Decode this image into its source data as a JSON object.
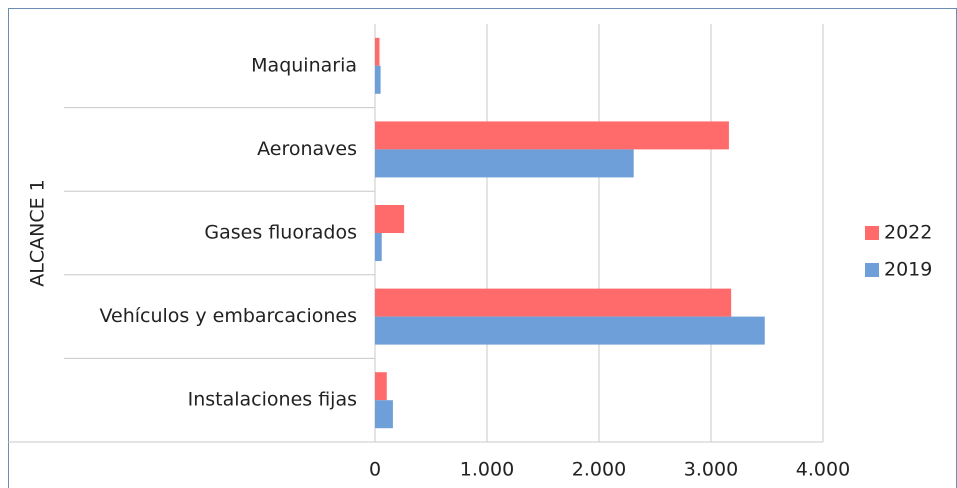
{
  "chart_data": {
    "type": "bar",
    "orientation": "horizontal",
    "group_label": "ALCANCE 1",
    "categories": [
      "Maquinaria",
      "Aeronaves",
      "Gases fluorados",
      "Vehículos y embarcaciones",
      "Instalaciones fijas"
    ],
    "series": [
      {
        "name": "2022",
        "color": "#ff6b6b",
        "values": [
          40,
          3160,
          260,
          3180,
          105
        ]
      },
      {
        "name": "2019",
        "color": "#6f9fd8",
        "values": [
          50,
          2310,
          60,
          3480,
          160
        ]
      }
    ],
    "xlim": [
      0,
      4000
    ],
    "xticks": [
      0,
      {
        "value": 1000,
        "label": "1.000"
      },
      {
        "value": 2000,
        "label": "2.000"
      },
      {
        "value": 3000,
        "label": "3.000"
      },
      {
        "value": 4000,
        "label": "4.000"
      }
    ],
    "grid": true,
    "legend": "right"
  }
}
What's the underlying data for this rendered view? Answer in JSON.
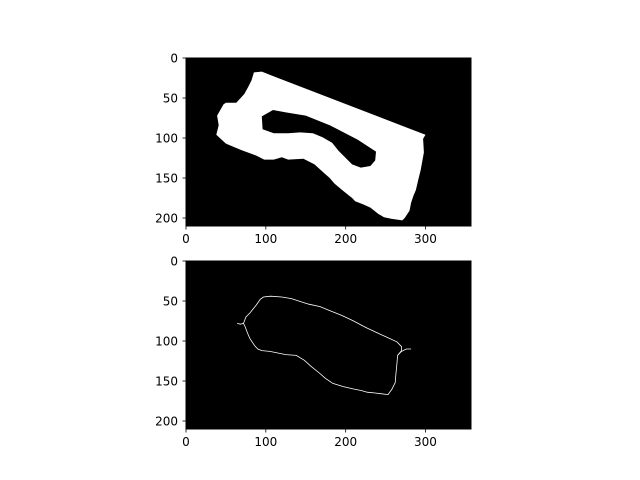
{
  "chart_data": [
    {
      "type": "image",
      "description_kind": "binary mask",
      "xlim": [
        0,
        357
      ],
      "ylim": [
        0,
        210
      ],
      "y_inverted": true,
      "xticks": [
        0,
        100,
        200,
        300
      ],
      "yticks": [
        0,
        50,
        100,
        150,
        200
      ],
      "xtick_labels": [
        "0",
        "100",
        "200",
        "300"
      ],
      "ytick_labels": [
        "0",
        "50",
        "100",
        "150",
        "200"
      ],
      "background_color": "#000000",
      "foreground_color": "#ffffff",
      "outer_shape": [
        [
          85,
          18
        ],
        [
          95,
          17
        ],
        [
          110,
          23
        ],
        [
          300,
          96
        ],
        [
          297,
          101
        ],
        [
          298,
          118
        ],
        [
          294,
          140
        ],
        [
          291,
          152
        ],
        [
          288,
          165
        ],
        [
          285,
          172
        ],
        [
          282,
          181
        ],
        [
          280,
          191
        ],
        [
          274,
          200
        ],
        [
          271,
          203
        ],
        [
          257,
          201
        ],
        [
          248,
          199
        ],
        [
          241,
          195
        ],
        [
          231,
          187
        ],
        [
          222,
          183
        ],
        [
          212,
          179
        ],
        [
          208,
          175
        ],
        [
          198,
          167
        ],
        [
          186,
          157
        ],
        [
          180,
          150
        ],
        [
          172,
          143
        ],
        [
          161,
          133
        ],
        [
          147,
          126
        ],
        [
          128,
          127
        ],
        [
          120,
          124
        ],
        [
          110,
          127
        ],
        [
          98,
          127
        ],
        [
          88,
          122
        ],
        [
          80,
          119
        ],
        [
          69,
          115
        ],
        [
          50,
          107
        ],
        [
          38,
          96
        ],
        [
          41,
          84
        ],
        [
          39,
          72
        ],
        [
          47,
          58
        ],
        [
          50,
          56
        ],
        [
          63,
          56
        ],
        [
          73,
          45
        ],
        [
          78,
          36
        ],
        [
          82,
          28
        ],
        [
          85,
          18
        ]
      ],
      "hole_shape": [
        [
          95,
          73
        ],
        [
          109,
          65
        ],
        [
          125,
          68
        ],
        [
          150,
          72
        ],
        [
          180,
          84
        ],
        [
          215,
          102
        ],
        [
          238,
          117
        ],
        [
          237,
          128
        ],
        [
          231,
          135
        ],
        [
          219,
          137
        ],
        [
          208,
          133
        ],
        [
          191,
          116
        ],
        [
          183,
          106
        ],
        [
          171,
          99
        ],
        [
          159,
          94
        ],
        [
          143,
          93
        ],
        [
          128,
          94
        ],
        [
          110,
          94
        ],
        [
          96,
          89
        ],
        [
          95,
          73
        ]
      ]
    },
    {
      "type": "image",
      "description_kind": "edge contour",
      "xlim": [
        0,
        357
      ],
      "ylim": [
        0,
        210
      ],
      "y_inverted": true,
      "xticks": [
        0,
        100,
        200,
        300
      ],
      "yticks": [
        0,
        50,
        100,
        150,
        200
      ],
      "xtick_labels": [
        "0",
        "100",
        "200",
        "300"
      ],
      "ytick_labels": [
        "0",
        "50",
        "100",
        "150",
        "200"
      ],
      "background_color": "#000000",
      "line_color": "#ffffff",
      "contour": [
        [
          72,
          78
        ],
        [
          75,
          70
        ],
        [
          80,
          65
        ],
        [
          84,
          60
        ],
        [
          88,
          55
        ],
        [
          93,
          48
        ],
        [
          97,
          45
        ],
        [
          106,
          44
        ],
        [
          120,
          45
        ],
        [
          132,
          47
        ],
        [
          144,
          51
        ],
        [
          154,
          54
        ],
        [
          168,
          57
        ],
        [
          180,
          62
        ],
        [
          195,
          68
        ],
        [
          210,
          75
        ],
        [
          225,
          83
        ],
        [
          240,
          90
        ],
        [
          253,
          96
        ],
        [
          264,
          101
        ],
        [
          270,
          107
        ],
        [
          270,
          112
        ],
        [
          265,
          118
        ],
        [
          264,
          130
        ],
        [
          263,
          140
        ],
        [
          262,
          152
        ],
        [
          258,
          160
        ],
        [
          253,
          167
        ],
        [
          245,
          166
        ],
        [
          237,
          165
        ],
        [
          227,
          164
        ],
        [
          220,
          162
        ],
        [
          210,
          160
        ],
        [
          197,
          157
        ],
        [
          184,
          153
        ],
        [
          175,
          147
        ],
        [
          167,
          140
        ],
        [
          157,
          132
        ],
        [
          148,
          124
        ],
        [
          138,
          118
        ],
        [
          125,
          117
        ],
        [
          115,
          115
        ],
        [
          105,
          113
        ],
        [
          95,
          112
        ],
        [
          90,
          110
        ],
        [
          86,
          106
        ],
        [
          80,
          97
        ],
        [
          77,
          90
        ],
        [
          74,
          82
        ],
        [
          72,
          78
        ]
      ],
      "tail_left": [
        [
          72,
          78
        ],
        [
          68,
          79
        ],
        [
          64,
          78
        ]
      ],
      "tail_right": [
        [
          265,
          118
        ],
        [
          270,
          113
        ],
        [
          276,
          110
        ],
        [
          282,
          110
        ]
      ]
    }
  ]
}
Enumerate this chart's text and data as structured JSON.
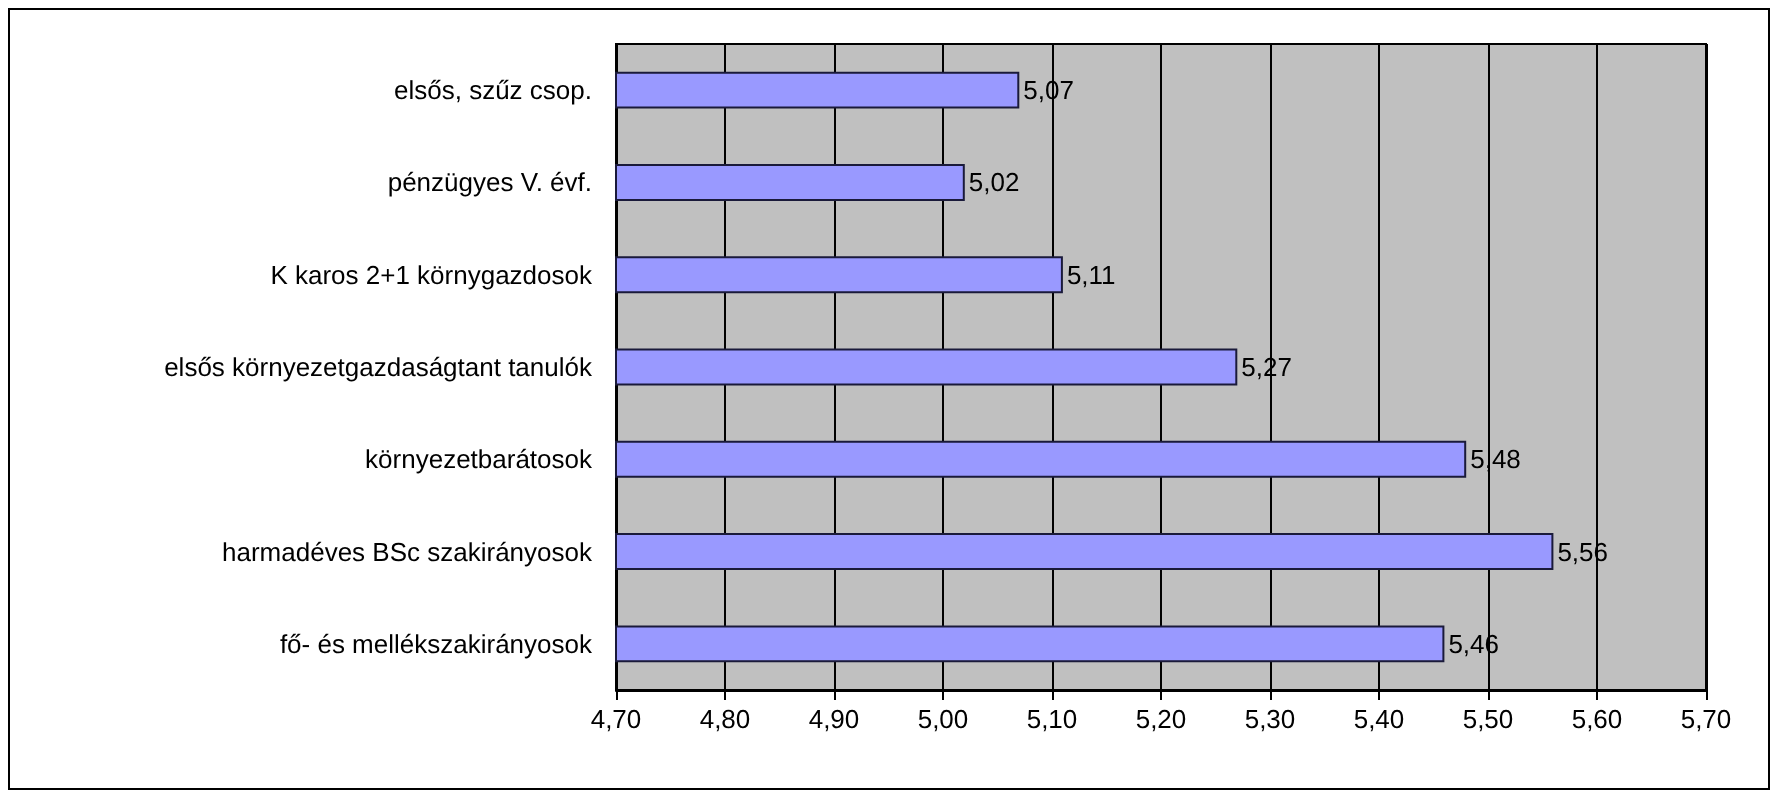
{
  "chart_data": {
    "type": "bar",
    "orientation": "horizontal",
    "categories": [
      "elsős, szűz csop.",
      "pénzügyes V. évf.",
      "K karos 2+1 környgazdosok",
      "elsős környezetgazdaságtant tanulók",
      "környezetbarátosok",
      "harmadéves BSc szakirányosok",
      "fő- és mellékszakirányosok"
    ],
    "values": [
      5.07,
      5.02,
      5.11,
      5.27,
      5.48,
      5.56,
      5.46
    ],
    "value_labels": [
      "5,07",
      "5,02",
      "5,11",
      "5,27",
      "5,48",
      "5,56",
      "5,46"
    ],
    "color": "#9999ff",
    "xlim": [
      4.7,
      5.7
    ],
    "xticks": [
      {
        "value": 4.7,
        "label": "4,70"
      },
      {
        "value": 4.8,
        "label": "4,80"
      },
      {
        "value": 4.9,
        "label": "4,90"
      },
      {
        "value": 5.0,
        "label": "5,00"
      },
      {
        "value": 5.1,
        "label": "5,10"
      },
      {
        "value": 5.2,
        "label": "5,20"
      },
      {
        "value": 5.3,
        "label": "5,30"
      },
      {
        "value": 5.4,
        "label": "5,40"
      },
      {
        "value": 5.5,
        "label": "5,50"
      },
      {
        "value": 5.6,
        "label": "5,60"
      },
      {
        "value": 5.7,
        "label": "5,70"
      }
    ],
    "grid": "x"
  }
}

-----

* [DO THIS]: Retype each entry precisely. Skip images entirely.

* [RESPONSE BELOW]:
Decode this image into its source data as a JSON object.
{
  "chart_data": {
    "type": "bar",
    "orientation": "horizontal",
    "group_label": "ALCANCE 1",
    "categories": [
      "Maquinaria",
      "Aeronaves",
      "Gases fluorados",
      "Vehículos y embarcaciones",
      "Instalaciones fijas"
    ],
    "series": [
      {
        "name": "2022",
        "color": "#ff6b6b",
        "values": [
          40,
          3160,
          260,
          3180,
          105
        ]
      },
      {
        "name": "2019",
        "color": "#6f9fd8",
        "values": [
          50,
          2310,
          60,
          3480,
          160
        ]
      }
    ],
    "xlim": [
      0,
      4000
    ],
    "xticks": [
      0,
      {
        "value": 1000,
        "label": "1.000"
      },
      {
        "value": 2000,
        "label": "2.000"
      },
      {
        "value": 3000,
        "label": "3.000"
      },
      {
        "value": 4000,
        "label": "4.000"
      }
    ],
    "grid": true,
    "legend": "right"
  }
}
What's the underlying data for this rendered view? Answer in JSON.
{
  "chart_data": [
    {
      "type": "image",
      "description_kind": "binary mask",
      "xlim": [
        0,
        357
      ],
      "ylim": [
        0,
        210
      ],
      "y_inverted": true,
      "xticks": [
        0,
        100,
        200,
        300
      ],
      "yticks": [
        0,
        50,
        100,
        150,
        200
      ],
      "xtick_labels": [
        "0",
        "100",
        "200",
        "300"
      ],
      "ytick_labels": [
        "0",
        "50",
        "100",
        "150",
        "200"
      ],
      "background_color": "#000000",
      "foreground_color": "#ffffff",
      "outer_shape": [
        [
          85,
          18
        ],
        [
          95,
          17
        ],
        [
          110,
          23
        ],
        [
          300,
          96
        ],
        [
          297,
          101
        ],
        [
          298,
          118
        ],
        [
          294,
          140
        ],
        [
          291,
          152
        ],
        [
          288,
          165
        ],
        [
          285,
          172
        ],
        [
          282,
          181
        ],
        [
          280,
          191
        ],
        [
          274,
          200
        ],
        [
          271,
          203
        ],
        [
          257,
          201
        ],
        [
          248,
          199
        ],
        [
          241,
          195
        ],
        [
          231,
          187
        ],
        [
          222,
          183
        ],
        [
          212,
          179
        ],
        [
          208,
          175
        ],
        [
          198,
          167
        ],
        [
          186,
          157
        ],
        [
          180,
          150
        ],
        [
          172,
          143
        ],
        [
          161,
          133
        ],
        [
          147,
          126
        ],
        [
          128,
          127
        ],
        [
          120,
          124
        ],
        [
          110,
          127
        ],
        [
          98,
          127
        ],
        [
          88,
          122
        ],
        [
          80,
          119
        ],
        [
          69,
          115
        ],
        [
          50,
          107
        ],
        [
          38,
          96
        ],
        [
          41,
          84
        ],
        [
          39,
          72
        ],
        [
          47,
          58
        ],
        [
          50,
          56
        ],
        [
          63,
          56
        ],
        [
          73,
          45
        ],
        [
          78,
          36
        ],
        [
          82,
          28
        ],
        [
          85,
          18
        ]
      ],
      "hole_shape": [
        [
          95,
          73
        ],
        [
          109,
          65
        ],
        [
          125,
          68
        ],
        [
          150,
          72
        ],
        [
          180,
          84
        ],
        [
          215,
          102
        ],
        [
          238,
          117
        ],
        [
          237,
          128
        ],
        [
          231,
          135
        ],
        [
          219,
          137
        ],
        [
          208,
          133
        ],
        [
          191,
          116
        ],
        [
          183,
          106
        ],
        [
          171,
          99
        ],
        [
          159,
          94
        ],
        [
          143,
          93
        ],
        [
          128,
          94
        ],
        [
          110,
          94
        ],
        [
          96,
          89
        ],
        [
          95,
          73
        ]
      ]
    },
    {
      "type": "image",
      "description_kind": "edge contour",
      "xlim": [
        0,
        357
      ],
      "ylim": [
        0,
        210
      ],
      "y_inverted": true,
      "xticks": [
        0,
        100,
        200,
        300
      ],
      "yticks": [
        0,
        50,
        100,
        150,
        200
      ],
      "xtick_labels": [
        "0",
        "100",
        "200",
        "300"
      ],
      "ytick_labels": [
        "0",
        "50",
        "100",
        "150",
        "200"
      ],
      "background_color": "#000000",
      "line_color": "#ffffff",
      "contour": [
        [
          72,
          78
        ],
        [
          75,
          70
        ],
        [
          80,
          65
        ],
        [
          84,
          60
        ],
        [
          88,
          55
        ],
        [
          93,
          48
        ],
        [
          97,
          45
        ],
        [
          106,
          44
        ],
        [
          120,
          45
        ],
        [
          132,
          47
        ],
        [
          144,
          51
        ],
        [
          154,
          54
        ],
        [
          168,
          57
        ],
        [
          180,
          62
        ],
        [
          195,
          68
        ],
        [
          210,
          75
        ],
        [
          225,
          83
        ],
        [
          240,
          90
        ],
        [
          253,
          96
        ],
        [
          264,
          101
        ],
        [
          270,
          107
        ],
        [
          270,
          112
        ],
        [
          265,
          118
        ],
        [
          264,
          130
        ],
        [
          263,
          140
        ],
        [
          262,
          152
        ],
        [
          258,
          160
        ],
        [
          253,
          167
        ],
        [
          245,
          166
        ],
        [
          237,
          165
        ],
        [
          227,
          164
        ],
        [
          220,
          162
        ],
        [
          210,
          160
        ],
        [
          197,
          157
        ],
        [
          184,
          153
        ],
        [
          175,
          147
        ],
        [
          167,
          140
        ],
        [
          157,
          132
        ],
        [
          148,
          124
        ],
        [
          138,
          118
        ],
        [
          125,
          117
        ],
        [
          115,
          115
        ],
        [
          105,
          113
        ],
        [
          95,
          112
        ],
        [
          90,
          110
        ],
        [
          86,
          106
        ],
        [
          80,
          97
        ],
        [
          77,
          90
        ],
        [
          74,
          82
        ],
        [
          72,
          78
        ]
      ],
      "tail_left": [
        [
          72,
          78
        ],
        [
          68,
          79
        ],
        [
          64,
          78
        ]
      ],
      "tail_right": [
        [
          265,
          118
        ],
        [
          270,
          113
        ],
        [
          276,
          110
        ],
        [
          282,
          110
        ]
      ]
    }
  ]
}
Enumerate this chart's text and data as structured JSON.
{
  "chart_data": {
    "type": "bar",
    "orientation": "horizontal",
    "categories": [
      "elsős, szűz csop.",
      "pénzügyes V. évf.",
      "K karos 2+1 környgazdosok",
      "elsős környezetgazdaságtant tanulók",
      "környezetbarátosok",
      "harmadéves BSc szakirányosok",
      "fő- és mellékszakirányosok"
    ],
    "values": [
      5.07,
      5.02,
      5.11,
      5.27,
      5.48,
      5.56,
      5.46
    ],
    "value_labels": [
      "5,07",
      "5,02",
      "5,11",
      "5,27",
      "5,48",
      "5,56",
      "5,46"
    ],
    "color": "#9999ff",
    "xlim": [
      4.7,
      5.7
    ],
    "xticks": [
      {
        "value": 4.7,
        "label": "4,70"
      },
      {
        "value": 4.8,
        "label": "4,80"
      },
      {
        "value": 4.9,
        "label": "4,90"
      },
      {
        "value": 5.0,
        "label": "5,00"
      },
      {
        "value": 5.1,
        "label": "5,10"
      },
      {
        "value": 5.2,
        "label": "5,20"
      },
      {
        "value": 5.3,
        "label": "5,30"
      },
      {
        "value": 5.4,
        "label": "5,40"
      },
      {
        "value": 5.5,
        "label": "5,50"
      },
      {
        "value": 5.6,
        "label": "5,60"
      },
      {
        "value": 5.7,
        "label": "5,70"
      }
    ],
    "grid": "x"
  }
}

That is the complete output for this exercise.